Dataset excerpts
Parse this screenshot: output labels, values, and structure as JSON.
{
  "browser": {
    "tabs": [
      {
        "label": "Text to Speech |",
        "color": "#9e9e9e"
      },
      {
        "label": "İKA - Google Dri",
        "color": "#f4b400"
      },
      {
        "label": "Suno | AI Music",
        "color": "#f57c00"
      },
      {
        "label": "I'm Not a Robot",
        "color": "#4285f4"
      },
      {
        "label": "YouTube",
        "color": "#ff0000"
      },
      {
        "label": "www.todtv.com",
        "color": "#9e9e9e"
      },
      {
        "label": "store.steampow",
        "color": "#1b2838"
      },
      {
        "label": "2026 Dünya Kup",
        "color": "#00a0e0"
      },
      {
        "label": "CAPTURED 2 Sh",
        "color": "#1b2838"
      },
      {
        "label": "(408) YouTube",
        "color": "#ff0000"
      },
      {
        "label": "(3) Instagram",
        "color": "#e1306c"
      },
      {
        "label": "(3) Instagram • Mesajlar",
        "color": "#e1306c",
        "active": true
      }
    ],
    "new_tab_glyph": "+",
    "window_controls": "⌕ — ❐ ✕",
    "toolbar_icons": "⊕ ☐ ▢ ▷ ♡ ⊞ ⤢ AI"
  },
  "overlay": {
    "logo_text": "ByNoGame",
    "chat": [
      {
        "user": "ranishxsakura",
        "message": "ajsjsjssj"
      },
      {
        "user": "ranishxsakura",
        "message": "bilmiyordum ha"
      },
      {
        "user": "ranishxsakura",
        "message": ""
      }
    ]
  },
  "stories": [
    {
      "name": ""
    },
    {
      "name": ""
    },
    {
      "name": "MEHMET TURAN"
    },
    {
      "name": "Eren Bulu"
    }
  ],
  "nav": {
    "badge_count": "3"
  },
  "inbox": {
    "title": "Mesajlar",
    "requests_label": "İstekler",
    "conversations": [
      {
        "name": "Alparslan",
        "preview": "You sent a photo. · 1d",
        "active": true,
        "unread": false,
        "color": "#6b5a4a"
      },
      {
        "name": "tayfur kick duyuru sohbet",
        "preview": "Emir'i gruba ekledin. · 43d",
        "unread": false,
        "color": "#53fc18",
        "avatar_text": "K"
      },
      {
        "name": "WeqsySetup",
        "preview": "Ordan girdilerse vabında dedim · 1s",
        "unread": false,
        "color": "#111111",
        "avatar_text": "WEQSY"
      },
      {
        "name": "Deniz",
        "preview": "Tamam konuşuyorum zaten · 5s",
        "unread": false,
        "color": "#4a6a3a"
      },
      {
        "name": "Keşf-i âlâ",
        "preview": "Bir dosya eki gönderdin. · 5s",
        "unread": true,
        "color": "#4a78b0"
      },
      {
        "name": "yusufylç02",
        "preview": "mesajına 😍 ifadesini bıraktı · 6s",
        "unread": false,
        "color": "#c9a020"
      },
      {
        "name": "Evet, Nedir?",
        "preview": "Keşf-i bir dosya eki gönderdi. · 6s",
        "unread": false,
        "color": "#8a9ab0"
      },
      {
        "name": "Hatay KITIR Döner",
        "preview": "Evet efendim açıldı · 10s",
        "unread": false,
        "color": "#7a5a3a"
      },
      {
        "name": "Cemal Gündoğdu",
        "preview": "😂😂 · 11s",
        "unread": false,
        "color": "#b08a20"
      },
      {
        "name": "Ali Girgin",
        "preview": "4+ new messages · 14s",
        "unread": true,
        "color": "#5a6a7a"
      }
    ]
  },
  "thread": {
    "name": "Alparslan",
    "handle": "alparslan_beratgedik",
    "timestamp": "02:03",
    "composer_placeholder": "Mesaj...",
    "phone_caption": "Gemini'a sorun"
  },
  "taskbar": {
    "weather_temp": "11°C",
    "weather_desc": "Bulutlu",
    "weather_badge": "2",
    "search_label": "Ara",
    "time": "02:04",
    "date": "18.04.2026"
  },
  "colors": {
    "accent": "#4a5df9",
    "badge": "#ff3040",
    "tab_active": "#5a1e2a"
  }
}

**REQUIREMENT**.
Reproduce the data shown above exactly.

**CORRECT RESPONSE**.
Parse this screenshot: output labels, values, and structure as JSON.
{
  "browser": {
    "tabs": [
      {
        "label": "Text to Speech |",
        "color": "#9e9e9e"
      },
      {
        "label": "İKA - Google Dri",
        "color": "#f4b400"
      },
      {
        "label": "Suno | AI Music",
        "color": "#f57c00"
      },
      {
        "label": "I'm Not a Robot",
        "color": "#4285f4"
      },
      {
        "label": "YouTube",
        "color": "#ff0000"
      },
      {
        "label": "www.todtv.com",
        "color": "#9e9e9e"
      },
      {
        "label": "store.steampow",
        "color": "#1b2838"
      },
      {
        "label": "2026 Dünya Kup",
        "color": "#00a0e0"
      },
      {
        "label": "CAPTURED 2 Sh",
        "color": "#1b2838"
      },
      {
        "label": "(408) YouTube",
        "color": "#ff0000"
      },
      {
        "label": "(3) Instagram",
        "color": "#e1306c"
      },
      {
        "label": "(3) Instagram • Mesajlar",
        "color": "#e1306c",
        "active": true
      }
    ],
    "new_tab_glyph": "+",
    "window_controls": "⌕ — ❐ ✕",
    "toolbar_icons": "⊕ ☐ ▢ ▷ ♡ ⊞ ⤢ AI"
  },
  "overlay": {
    "logo_text": "ByNoGame",
    "chat": [
      {
        "user": "ranishxsakura",
        "message": "ajsjsjssj"
      },
      {
        "user": "ranishxsakura",
        "message": "bilmiyordum ha"
      },
      {
        "user": "ranishxsakura",
        "message": ""
      }
    ]
  },
  "stories": [
    {
      "name": ""
    },
    {
      "name": ""
    },
    {
      "name": "MEHMET TURAN"
    },
    {
      "name": "Eren Bulu"
    }
  ],
  "nav": {
    "badge_count": "3"
  },
  "inbox": {
    "title": "Mesajlar",
    "requests_label": "İstekler",
    "conversations": [
      {
        "name": "Alparslan",
        "preview": "You sent a photo. · 1d",
        "active": true,
        "unread": false,
        "color": "#6b5a4a"
      },
      {
        "name": "tayfur kick duyuru sohbet",
        "preview": "Emir'i gruba ekledin. · 43d",
        "unread": false,
        "color": "#53fc18",
        "avatar_text": "K"
      },
      {
        "name": "WeqsySetup",
        "preview": "Ordan girdilerse vabında dedim · 1s",
        "unread": false,
        "color": "#111111",
        "avatar_text": "WEQSY"
      },
      {
        "name": "Deniz",
        "preview": "Tamam konuşuyorum zaten · 5s",
        "unread": false,
        "color": "#4a6a3a"
      },
      {
        "name": "Keşf-i âlâ",
        "preview": "Bir dosya eki gönderdin. · 5s",
        "unread": true,
        "color": "#4a78b0"
      },
      {
        "name": "yusufylç02",
        "preview": "mesajına 😍 ifadesini bıraktı · 6s",
        "unread": false,
        "color": "#c9a020"
      },
      {
        "name": "Evet, Nedir?",
        "preview": "Keşf-i bir dosya eki gönderdi. · 6s",
        "unread": false,
        "color": "#8a9ab0"
      },
      {
        "name": "Hatay KITIR Döner",
        "preview": "Evet efendim açıldı · 10s",
        "unread": false,
        "color": "#7a5a3a"
      },
      {
        "name": "Cemal Gündoğdu",
        "preview": "😂😂 · 11s",
        "unread": false,
        "color": "#b08a20"
      },
      {
        "name": "Ali Girgin",
        "preview": "4+ new messages · 14s",
        "unread": true,
        "color": "#5a6a7a"
      }
    ]
  },
  "thread": {
    "name": "Alparslan",
    "handle": "alparslan_beratgedik",
    "timestamp": "02:03",
    "composer_placeholder": "Mesaj...",
    "phone_caption": "Gemini'a sorun"
  },
  "taskbar": {
    "weather_temp": "11°C",
    "weather_desc": "Bulutlu",
    "weather_badge": "2",
    "search_label": "Ara",
    "time": "02:04",
    "date": "18.04.2026"
  },
  "colors": {
    "accent": "#4a5df9",
    "badge": "#ff3040",
    "tab_active": "#5a1e2a"
  }
}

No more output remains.